Collected data entries:
=====
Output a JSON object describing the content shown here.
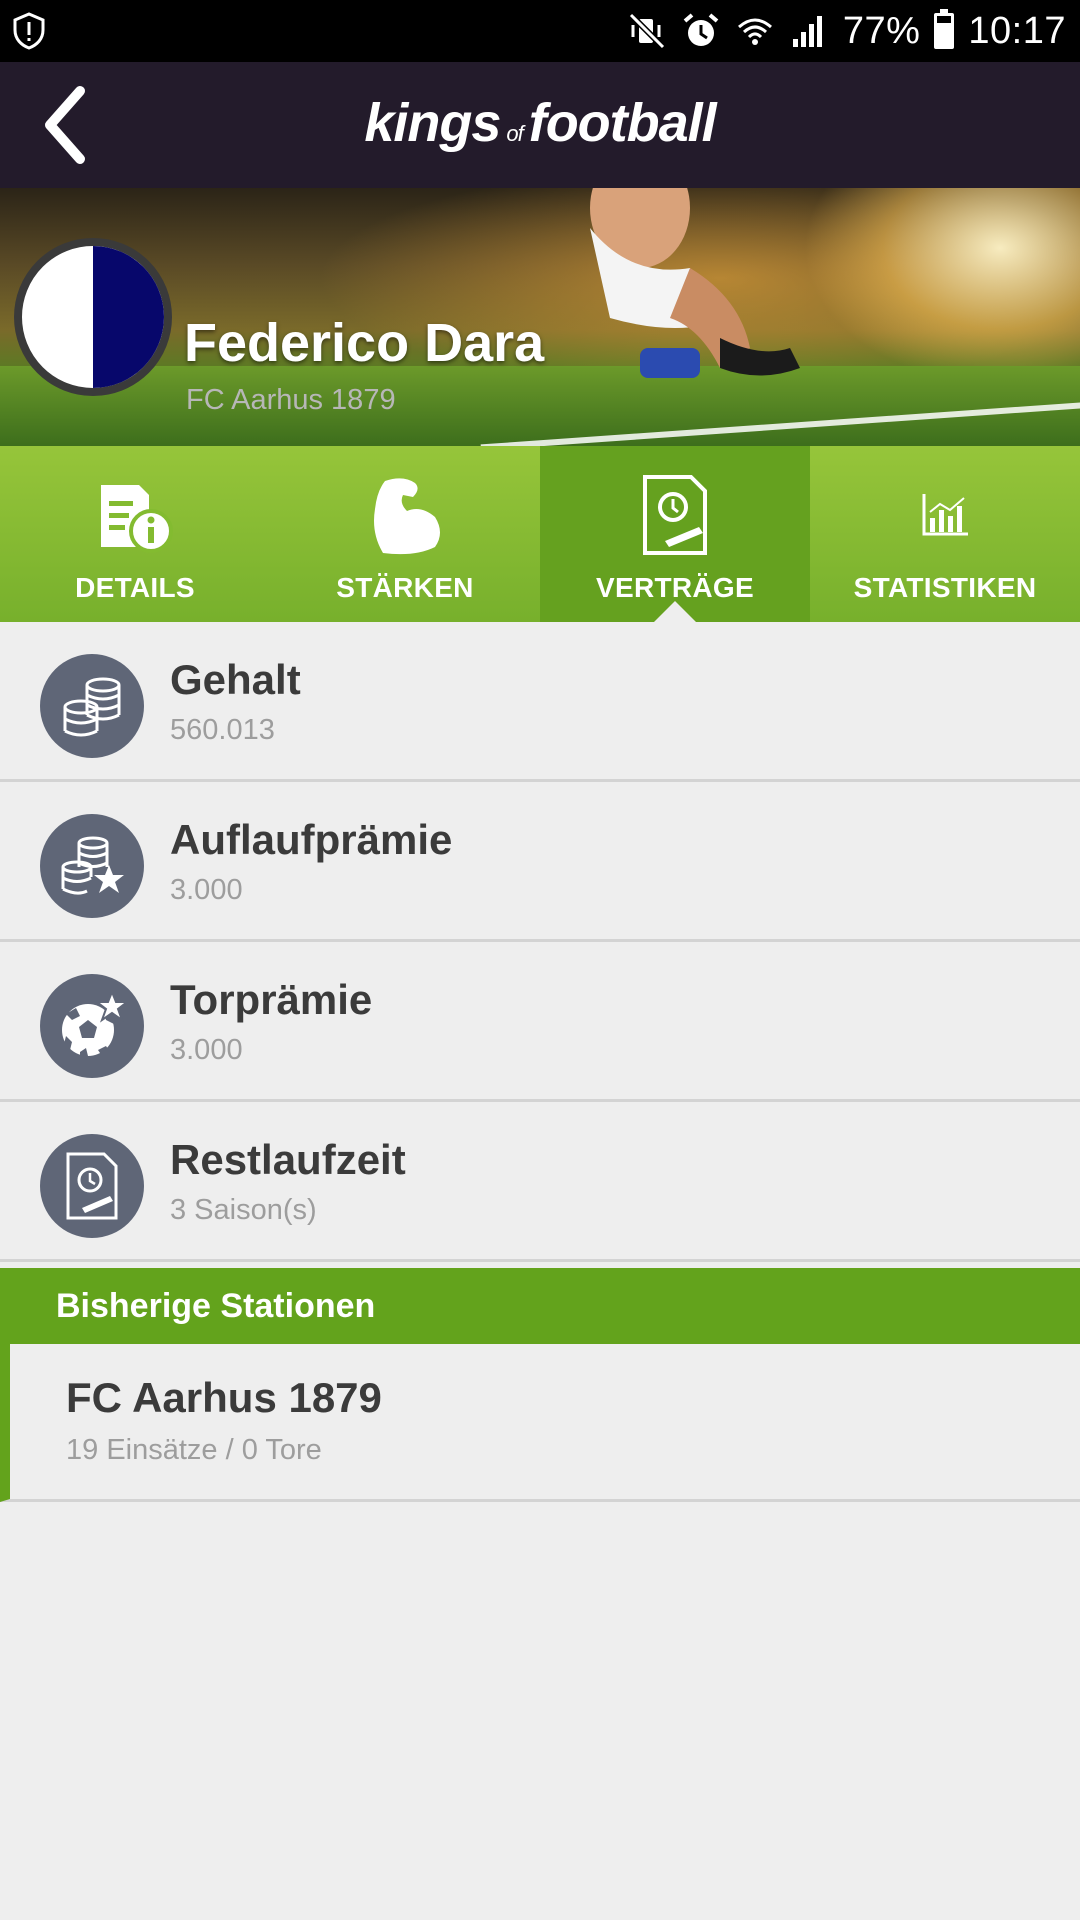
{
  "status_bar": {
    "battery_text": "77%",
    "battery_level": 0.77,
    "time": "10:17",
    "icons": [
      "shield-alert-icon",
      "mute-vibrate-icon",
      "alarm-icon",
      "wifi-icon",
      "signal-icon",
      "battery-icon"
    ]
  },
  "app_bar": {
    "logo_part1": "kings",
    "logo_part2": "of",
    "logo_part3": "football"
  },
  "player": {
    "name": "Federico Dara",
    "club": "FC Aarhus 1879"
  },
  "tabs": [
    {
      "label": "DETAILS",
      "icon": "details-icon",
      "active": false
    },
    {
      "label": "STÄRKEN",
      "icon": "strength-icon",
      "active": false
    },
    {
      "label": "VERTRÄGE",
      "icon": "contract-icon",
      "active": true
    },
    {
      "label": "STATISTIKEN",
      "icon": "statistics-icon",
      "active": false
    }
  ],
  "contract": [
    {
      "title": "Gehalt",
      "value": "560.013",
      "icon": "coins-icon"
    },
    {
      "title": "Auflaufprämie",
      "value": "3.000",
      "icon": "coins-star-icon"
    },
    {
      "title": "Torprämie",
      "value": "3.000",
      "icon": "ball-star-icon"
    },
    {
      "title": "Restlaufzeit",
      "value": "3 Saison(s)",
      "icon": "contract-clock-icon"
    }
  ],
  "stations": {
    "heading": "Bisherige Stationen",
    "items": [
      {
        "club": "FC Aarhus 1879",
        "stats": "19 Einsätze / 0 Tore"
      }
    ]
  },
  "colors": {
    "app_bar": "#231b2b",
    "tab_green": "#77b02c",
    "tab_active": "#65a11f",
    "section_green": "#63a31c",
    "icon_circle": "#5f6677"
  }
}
=====
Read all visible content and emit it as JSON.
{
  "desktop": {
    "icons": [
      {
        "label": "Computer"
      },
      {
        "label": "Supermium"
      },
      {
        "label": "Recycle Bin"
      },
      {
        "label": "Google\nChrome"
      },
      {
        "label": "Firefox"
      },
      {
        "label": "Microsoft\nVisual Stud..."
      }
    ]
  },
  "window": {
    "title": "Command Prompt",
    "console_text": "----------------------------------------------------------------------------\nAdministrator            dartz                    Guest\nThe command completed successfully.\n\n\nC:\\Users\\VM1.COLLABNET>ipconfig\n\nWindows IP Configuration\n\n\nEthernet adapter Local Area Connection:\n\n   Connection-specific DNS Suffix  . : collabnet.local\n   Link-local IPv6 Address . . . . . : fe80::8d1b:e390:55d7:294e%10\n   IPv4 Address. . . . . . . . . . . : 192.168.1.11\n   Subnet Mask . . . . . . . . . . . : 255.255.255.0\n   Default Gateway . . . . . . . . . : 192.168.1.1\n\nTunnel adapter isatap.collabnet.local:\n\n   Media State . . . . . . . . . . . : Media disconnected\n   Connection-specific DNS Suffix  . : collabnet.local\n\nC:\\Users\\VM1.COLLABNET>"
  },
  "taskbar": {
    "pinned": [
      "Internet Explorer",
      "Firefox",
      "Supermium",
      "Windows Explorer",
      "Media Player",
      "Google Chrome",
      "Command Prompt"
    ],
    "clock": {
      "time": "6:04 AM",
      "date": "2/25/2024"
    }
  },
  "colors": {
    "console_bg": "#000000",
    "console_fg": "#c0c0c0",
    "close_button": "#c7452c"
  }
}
=====
# THE PROBLEM
Copy out each line of the material that holds the word "value".

# RESPONSE TO THE TASK
      "value": "560.013",
      "value": "3.000",
      "value": "3.000",
      "value": "3 Saison(s)",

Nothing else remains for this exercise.